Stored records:
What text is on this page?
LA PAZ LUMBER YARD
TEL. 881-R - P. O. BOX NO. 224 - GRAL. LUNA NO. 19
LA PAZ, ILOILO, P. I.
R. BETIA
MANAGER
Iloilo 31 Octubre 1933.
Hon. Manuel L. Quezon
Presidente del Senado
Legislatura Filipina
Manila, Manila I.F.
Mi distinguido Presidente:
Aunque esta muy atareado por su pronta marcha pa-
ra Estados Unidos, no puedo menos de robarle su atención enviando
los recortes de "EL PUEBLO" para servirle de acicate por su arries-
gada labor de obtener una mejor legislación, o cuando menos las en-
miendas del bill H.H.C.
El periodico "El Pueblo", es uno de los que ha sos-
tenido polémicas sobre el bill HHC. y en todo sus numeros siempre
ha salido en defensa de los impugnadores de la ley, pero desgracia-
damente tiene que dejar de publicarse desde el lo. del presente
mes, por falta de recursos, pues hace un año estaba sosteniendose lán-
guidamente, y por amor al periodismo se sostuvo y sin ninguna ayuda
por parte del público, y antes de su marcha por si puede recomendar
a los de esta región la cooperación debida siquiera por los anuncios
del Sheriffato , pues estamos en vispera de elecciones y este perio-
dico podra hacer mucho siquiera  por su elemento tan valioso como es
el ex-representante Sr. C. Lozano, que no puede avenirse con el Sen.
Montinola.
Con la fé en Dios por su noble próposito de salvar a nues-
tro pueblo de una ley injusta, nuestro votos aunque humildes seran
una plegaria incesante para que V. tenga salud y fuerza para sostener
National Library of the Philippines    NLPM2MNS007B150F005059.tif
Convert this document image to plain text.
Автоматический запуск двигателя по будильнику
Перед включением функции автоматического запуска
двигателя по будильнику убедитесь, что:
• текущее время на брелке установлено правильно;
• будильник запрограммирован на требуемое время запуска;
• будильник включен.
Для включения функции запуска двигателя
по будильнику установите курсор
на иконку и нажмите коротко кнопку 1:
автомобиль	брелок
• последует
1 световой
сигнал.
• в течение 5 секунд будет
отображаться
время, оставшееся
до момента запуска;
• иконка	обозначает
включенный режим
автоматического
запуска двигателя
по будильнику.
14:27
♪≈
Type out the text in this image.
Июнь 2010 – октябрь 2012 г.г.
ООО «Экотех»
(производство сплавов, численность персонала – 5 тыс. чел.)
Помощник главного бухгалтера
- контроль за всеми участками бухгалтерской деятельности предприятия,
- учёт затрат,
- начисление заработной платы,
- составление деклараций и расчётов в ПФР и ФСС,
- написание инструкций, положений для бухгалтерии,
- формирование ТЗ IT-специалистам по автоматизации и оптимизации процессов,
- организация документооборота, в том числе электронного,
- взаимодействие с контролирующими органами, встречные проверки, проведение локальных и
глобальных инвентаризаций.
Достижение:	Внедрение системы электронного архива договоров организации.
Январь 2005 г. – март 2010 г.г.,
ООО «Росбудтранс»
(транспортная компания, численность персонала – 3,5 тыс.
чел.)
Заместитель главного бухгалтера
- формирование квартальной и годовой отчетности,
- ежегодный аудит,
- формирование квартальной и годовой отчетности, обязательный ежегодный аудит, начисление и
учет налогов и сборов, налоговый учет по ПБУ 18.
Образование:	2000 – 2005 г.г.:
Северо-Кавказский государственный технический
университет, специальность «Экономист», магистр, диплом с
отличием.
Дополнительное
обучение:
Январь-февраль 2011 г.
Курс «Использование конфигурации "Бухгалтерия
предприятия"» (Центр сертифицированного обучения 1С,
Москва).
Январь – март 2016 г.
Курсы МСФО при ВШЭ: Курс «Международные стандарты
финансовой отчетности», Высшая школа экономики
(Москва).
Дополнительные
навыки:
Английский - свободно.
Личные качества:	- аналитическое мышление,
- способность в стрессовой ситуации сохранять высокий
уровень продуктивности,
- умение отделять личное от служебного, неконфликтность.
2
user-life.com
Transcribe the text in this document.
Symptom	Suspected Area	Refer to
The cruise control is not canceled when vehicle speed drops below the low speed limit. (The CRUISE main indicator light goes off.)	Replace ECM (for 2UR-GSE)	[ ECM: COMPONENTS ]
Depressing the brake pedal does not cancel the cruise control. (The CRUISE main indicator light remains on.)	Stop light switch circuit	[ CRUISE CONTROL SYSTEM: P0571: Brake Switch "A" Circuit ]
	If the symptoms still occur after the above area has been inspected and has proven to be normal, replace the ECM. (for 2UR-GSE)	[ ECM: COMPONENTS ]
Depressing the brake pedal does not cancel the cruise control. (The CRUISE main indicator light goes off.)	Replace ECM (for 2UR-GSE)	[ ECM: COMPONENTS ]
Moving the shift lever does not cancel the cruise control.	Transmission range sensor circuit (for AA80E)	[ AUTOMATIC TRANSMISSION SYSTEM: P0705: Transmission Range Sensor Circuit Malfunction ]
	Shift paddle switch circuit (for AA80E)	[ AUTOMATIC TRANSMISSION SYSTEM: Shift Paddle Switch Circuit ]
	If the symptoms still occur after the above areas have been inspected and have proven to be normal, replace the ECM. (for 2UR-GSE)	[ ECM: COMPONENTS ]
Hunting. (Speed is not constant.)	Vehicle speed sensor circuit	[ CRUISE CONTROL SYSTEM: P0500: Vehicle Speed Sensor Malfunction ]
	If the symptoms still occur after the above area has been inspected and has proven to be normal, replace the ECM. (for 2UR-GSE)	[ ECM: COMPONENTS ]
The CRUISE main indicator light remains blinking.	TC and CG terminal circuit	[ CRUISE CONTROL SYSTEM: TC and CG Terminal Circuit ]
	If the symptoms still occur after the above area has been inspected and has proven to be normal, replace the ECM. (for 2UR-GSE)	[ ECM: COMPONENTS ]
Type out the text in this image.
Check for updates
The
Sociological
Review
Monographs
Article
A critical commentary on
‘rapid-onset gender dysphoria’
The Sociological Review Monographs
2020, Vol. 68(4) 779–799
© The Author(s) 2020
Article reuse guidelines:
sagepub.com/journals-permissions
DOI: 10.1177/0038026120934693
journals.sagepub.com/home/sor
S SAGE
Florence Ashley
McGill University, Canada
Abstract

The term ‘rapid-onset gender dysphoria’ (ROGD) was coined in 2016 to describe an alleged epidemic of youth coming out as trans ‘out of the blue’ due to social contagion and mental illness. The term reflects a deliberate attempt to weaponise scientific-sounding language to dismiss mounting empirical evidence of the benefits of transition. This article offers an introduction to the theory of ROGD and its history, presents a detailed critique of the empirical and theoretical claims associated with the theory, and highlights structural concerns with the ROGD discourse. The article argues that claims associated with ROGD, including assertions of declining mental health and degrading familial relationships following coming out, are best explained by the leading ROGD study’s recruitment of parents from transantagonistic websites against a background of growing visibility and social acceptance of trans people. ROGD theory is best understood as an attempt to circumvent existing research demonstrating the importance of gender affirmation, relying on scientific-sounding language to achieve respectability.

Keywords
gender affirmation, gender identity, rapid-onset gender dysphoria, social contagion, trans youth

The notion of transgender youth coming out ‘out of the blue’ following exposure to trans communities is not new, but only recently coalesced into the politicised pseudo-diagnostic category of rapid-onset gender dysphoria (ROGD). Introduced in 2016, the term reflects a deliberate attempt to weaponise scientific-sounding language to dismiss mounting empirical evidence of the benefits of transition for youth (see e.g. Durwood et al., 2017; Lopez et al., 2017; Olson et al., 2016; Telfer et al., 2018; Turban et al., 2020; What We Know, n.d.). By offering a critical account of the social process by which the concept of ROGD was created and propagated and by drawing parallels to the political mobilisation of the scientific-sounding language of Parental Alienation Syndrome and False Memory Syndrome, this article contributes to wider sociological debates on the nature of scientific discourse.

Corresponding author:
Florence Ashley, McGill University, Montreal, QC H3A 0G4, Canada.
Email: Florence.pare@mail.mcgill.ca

### WHAT IS EXPECTED
Identify the lines in the entries above that contain "годовой", then copy them out.

### EXPECTED ANSWER
- формирование квартальной и годовой отчетности,
- формирование квартальной и годовой отчетности, обязательный ежегодный аудит, начисление и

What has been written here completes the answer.